> [PROBLEM TO SOLVE]: All of the lines below are to be transcribed faithfully, with pictures excluded from the copy.

[BEGIN PROVIDED MATERIAL]

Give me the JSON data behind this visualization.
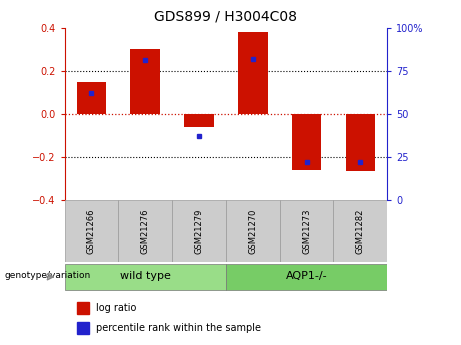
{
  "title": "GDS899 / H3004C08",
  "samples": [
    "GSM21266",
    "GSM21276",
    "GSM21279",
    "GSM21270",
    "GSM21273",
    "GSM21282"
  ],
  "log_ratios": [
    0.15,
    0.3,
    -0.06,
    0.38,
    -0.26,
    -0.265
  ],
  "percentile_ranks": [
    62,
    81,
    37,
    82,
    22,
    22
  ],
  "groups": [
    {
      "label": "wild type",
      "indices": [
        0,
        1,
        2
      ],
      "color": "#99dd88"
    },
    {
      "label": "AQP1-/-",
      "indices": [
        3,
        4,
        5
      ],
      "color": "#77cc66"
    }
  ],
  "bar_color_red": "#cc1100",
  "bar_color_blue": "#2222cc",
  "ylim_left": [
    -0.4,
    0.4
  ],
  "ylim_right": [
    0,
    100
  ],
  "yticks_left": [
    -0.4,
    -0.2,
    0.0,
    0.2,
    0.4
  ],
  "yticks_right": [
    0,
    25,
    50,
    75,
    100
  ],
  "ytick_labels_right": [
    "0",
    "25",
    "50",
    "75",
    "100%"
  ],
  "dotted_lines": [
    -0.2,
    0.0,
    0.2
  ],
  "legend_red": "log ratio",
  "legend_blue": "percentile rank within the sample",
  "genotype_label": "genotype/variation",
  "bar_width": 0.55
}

[END PROVIDED MATERIAL]

> [CORRECT ANSWER]:
Give me the JSON data behind this visualization.
{
  "title": "GDS899 / H3004C08",
  "samples": [
    "GSM21266",
    "GSM21276",
    "GSM21279",
    "GSM21270",
    "GSM21273",
    "GSM21282"
  ],
  "log_ratios": [
    0.15,
    0.3,
    -0.06,
    0.38,
    -0.26,
    -0.265
  ],
  "percentile_ranks": [
    62,
    81,
    37,
    82,
    22,
    22
  ],
  "groups": [
    {
      "label": "wild type",
      "indices": [
        0,
        1,
        2
      ],
      "color": "#99dd88"
    },
    {
      "label": "AQP1-/-",
      "indices": [
        3,
        4,
        5
      ],
      "color": "#77cc66"
    }
  ],
  "bar_color_red": "#cc1100",
  "bar_color_blue": "#2222cc",
  "ylim_left": [
    -0.4,
    0.4
  ],
  "ylim_right": [
    0,
    100
  ],
  "yticks_left": [
    -0.4,
    -0.2,
    0.0,
    0.2,
    0.4
  ],
  "yticks_right": [
    0,
    25,
    50,
    75,
    100
  ],
  "ytick_labels_right": [
    "0",
    "25",
    "50",
    "75",
    "100%"
  ],
  "dotted_lines": [
    -0.2,
    0.0,
    0.2
  ],
  "legend_red": "log ratio",
  "legend_blue": "percentile rank within the sample",
  "genotype_label": "genotype/variation",
  "bar_width": 0.55
}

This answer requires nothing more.